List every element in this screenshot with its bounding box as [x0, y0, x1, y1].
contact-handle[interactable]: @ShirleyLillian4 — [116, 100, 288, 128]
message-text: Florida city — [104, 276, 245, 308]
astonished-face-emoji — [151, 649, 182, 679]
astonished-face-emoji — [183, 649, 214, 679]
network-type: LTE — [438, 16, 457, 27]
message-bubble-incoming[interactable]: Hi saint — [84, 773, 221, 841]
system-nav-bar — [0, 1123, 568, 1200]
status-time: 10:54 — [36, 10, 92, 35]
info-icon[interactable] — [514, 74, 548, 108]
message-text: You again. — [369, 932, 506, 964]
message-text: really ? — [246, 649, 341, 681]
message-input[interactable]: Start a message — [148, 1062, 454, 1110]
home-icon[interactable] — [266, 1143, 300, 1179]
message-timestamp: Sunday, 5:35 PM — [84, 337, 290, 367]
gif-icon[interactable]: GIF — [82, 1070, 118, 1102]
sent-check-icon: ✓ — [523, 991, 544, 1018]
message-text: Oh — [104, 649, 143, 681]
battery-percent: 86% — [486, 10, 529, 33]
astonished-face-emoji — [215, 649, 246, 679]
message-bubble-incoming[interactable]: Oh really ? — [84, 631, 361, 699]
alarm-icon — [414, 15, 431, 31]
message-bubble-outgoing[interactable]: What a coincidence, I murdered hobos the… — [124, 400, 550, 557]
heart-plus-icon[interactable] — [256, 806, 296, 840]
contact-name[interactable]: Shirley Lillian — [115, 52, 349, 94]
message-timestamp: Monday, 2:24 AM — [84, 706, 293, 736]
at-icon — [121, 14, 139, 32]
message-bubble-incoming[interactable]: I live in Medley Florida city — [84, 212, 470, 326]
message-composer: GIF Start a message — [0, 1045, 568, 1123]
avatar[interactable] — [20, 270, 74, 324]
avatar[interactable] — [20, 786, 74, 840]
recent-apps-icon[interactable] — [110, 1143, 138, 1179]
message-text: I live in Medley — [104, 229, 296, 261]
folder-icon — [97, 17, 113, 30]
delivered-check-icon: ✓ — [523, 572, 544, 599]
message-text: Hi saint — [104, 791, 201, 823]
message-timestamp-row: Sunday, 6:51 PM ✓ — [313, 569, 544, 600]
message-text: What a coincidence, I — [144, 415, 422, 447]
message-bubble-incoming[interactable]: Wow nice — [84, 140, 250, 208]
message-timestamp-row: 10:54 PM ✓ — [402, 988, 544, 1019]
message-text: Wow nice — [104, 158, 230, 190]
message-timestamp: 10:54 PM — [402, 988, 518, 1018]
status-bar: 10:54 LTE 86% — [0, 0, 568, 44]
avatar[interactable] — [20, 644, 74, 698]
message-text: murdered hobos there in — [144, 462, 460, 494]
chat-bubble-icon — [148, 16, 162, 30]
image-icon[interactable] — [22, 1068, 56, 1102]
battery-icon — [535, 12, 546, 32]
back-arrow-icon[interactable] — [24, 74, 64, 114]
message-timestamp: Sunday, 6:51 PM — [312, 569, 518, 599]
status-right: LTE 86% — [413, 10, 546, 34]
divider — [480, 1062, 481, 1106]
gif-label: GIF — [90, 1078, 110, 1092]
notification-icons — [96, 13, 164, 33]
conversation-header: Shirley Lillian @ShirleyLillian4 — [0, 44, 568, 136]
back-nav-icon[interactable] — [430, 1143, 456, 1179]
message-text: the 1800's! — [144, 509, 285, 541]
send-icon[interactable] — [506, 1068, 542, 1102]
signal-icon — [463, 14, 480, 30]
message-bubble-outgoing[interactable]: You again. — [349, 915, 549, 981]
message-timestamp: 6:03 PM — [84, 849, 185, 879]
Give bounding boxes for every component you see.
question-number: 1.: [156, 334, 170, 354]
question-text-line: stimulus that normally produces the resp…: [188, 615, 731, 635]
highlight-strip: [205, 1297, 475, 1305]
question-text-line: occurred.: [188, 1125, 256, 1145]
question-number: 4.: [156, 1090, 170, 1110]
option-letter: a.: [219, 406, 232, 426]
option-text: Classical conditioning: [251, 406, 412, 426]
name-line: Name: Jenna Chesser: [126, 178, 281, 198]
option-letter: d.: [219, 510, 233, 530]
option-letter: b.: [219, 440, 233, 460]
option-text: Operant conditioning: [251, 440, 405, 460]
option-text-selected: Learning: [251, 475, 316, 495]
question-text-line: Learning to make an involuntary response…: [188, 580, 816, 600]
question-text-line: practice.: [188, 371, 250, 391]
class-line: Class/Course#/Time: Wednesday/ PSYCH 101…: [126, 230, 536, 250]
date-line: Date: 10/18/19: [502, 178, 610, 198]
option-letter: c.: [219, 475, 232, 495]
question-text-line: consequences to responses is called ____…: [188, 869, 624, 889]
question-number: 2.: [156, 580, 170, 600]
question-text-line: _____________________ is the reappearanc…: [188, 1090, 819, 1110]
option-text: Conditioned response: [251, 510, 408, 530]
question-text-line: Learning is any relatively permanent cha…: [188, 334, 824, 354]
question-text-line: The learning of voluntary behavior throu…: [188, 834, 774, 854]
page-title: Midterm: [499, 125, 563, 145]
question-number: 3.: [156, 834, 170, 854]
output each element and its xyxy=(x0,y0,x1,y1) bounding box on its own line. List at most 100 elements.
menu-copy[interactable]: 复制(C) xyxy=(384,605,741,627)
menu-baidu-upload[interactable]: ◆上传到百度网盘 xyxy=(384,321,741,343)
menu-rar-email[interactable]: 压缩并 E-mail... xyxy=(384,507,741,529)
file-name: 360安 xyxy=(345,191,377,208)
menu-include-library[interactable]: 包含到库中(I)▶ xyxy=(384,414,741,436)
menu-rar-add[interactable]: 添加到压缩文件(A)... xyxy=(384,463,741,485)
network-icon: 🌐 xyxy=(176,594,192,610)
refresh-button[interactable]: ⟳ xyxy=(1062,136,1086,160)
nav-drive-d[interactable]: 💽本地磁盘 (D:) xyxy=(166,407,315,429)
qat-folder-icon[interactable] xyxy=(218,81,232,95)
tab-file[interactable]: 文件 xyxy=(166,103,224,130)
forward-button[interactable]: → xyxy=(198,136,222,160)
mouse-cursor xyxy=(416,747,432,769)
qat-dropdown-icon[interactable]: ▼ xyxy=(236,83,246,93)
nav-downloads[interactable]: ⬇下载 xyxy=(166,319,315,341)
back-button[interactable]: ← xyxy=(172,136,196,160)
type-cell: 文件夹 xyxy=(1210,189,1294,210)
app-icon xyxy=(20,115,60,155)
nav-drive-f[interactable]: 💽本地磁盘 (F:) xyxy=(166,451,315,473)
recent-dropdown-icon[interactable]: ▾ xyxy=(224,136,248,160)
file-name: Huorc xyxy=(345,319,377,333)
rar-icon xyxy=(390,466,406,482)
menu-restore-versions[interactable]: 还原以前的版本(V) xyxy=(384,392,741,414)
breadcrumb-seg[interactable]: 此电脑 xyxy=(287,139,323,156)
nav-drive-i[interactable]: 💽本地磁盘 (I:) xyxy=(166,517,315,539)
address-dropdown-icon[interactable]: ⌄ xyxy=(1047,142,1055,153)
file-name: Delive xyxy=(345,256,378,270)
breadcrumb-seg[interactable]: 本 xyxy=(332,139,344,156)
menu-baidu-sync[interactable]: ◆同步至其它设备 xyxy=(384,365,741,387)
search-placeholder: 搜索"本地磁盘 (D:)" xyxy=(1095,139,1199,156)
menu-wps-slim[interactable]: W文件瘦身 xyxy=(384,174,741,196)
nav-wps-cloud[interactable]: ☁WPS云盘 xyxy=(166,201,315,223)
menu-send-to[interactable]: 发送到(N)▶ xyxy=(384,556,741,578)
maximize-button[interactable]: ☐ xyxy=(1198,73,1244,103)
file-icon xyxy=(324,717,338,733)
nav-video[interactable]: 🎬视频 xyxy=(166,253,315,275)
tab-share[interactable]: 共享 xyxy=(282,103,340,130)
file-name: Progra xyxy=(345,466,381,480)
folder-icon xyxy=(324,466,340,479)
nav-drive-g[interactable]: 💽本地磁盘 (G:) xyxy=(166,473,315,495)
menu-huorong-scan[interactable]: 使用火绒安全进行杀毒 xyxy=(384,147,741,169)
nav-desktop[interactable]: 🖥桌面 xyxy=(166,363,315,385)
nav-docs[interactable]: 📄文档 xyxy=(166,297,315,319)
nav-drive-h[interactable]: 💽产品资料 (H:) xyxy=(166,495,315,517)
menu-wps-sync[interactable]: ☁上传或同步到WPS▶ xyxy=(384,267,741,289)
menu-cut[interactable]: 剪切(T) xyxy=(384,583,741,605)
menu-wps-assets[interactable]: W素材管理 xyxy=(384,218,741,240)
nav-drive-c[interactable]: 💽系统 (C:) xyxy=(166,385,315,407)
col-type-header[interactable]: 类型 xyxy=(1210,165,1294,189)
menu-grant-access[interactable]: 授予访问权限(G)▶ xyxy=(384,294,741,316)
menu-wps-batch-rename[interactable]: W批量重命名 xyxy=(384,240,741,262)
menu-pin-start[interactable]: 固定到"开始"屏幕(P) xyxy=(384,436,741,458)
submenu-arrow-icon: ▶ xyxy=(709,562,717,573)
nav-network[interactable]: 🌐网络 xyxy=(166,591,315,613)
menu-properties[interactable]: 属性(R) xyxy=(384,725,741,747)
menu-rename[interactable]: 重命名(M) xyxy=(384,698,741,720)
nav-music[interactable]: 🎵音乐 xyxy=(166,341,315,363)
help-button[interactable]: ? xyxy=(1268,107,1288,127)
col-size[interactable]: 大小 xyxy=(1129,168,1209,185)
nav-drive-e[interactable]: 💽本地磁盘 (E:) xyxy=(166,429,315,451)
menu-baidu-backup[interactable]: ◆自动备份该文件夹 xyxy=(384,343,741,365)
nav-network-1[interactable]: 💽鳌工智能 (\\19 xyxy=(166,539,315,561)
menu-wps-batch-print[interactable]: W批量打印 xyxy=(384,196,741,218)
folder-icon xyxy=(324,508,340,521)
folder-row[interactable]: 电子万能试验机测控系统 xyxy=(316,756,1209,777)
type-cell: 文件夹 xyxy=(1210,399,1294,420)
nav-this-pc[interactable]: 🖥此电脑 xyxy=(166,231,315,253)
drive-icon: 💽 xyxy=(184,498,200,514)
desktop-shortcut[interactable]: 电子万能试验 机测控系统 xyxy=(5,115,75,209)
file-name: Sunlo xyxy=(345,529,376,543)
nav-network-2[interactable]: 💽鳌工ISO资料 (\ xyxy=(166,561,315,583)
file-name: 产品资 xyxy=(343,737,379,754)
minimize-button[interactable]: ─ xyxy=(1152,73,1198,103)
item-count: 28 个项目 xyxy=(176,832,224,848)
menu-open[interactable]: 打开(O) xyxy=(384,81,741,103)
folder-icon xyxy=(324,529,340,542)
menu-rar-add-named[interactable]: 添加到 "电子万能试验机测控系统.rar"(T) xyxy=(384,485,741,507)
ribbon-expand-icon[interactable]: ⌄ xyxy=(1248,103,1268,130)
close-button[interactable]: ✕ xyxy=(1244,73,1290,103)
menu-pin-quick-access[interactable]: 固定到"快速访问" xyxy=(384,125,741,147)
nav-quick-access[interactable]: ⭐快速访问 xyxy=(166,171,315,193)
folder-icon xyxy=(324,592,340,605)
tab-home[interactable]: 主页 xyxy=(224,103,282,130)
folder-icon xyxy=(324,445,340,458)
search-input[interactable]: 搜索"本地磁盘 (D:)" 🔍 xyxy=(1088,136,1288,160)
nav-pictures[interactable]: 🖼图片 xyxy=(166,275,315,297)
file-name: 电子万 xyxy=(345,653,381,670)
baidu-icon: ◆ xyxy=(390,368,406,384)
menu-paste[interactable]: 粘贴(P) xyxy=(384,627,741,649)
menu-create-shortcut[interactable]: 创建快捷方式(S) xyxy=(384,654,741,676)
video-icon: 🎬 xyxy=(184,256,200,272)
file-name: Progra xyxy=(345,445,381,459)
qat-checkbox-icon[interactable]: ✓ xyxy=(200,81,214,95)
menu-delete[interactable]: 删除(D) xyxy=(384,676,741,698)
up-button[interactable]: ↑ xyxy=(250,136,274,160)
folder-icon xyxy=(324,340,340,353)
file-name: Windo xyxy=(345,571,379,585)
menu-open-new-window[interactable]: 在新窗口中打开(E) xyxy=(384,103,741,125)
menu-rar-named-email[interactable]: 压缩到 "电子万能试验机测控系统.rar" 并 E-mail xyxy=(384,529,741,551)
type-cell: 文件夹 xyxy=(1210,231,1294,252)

--

* [WRITTEN TASK] Reproduce verbatim the lines from the beginning of the records through the line containing "message-text: really ? — [246, 649, 341, 681]", inclusive.

* [WORKED SOLUTION]
List every element in this screenshot with its bounding box as [x0, y0, x1, y1].
contact-handle[interactable]: @ShirleyLillian4 — [116, 100, 288, 128]
message-text: Florida city — [104, 276, 245, 308]
astonished-face-emoji — [151, 649, 182, 679]
astonished-face-emoji — [183, 649, 214, 679]
network-type: LTE — [438, 16, 457, 27]
message-bubble-incoming[interactable]: Hi saint — [84, 773, 221, 841]
system-nav-bar — [0, 1123, 568, 1200]
status-time: 10:54 — [36, 10, 92, 35]
info-icon[interactable] — [514, 74, 548, 108]
message-text: You again. — [369, 932, 506, 964]
message-text: really ? — [246, 649, 341, 681]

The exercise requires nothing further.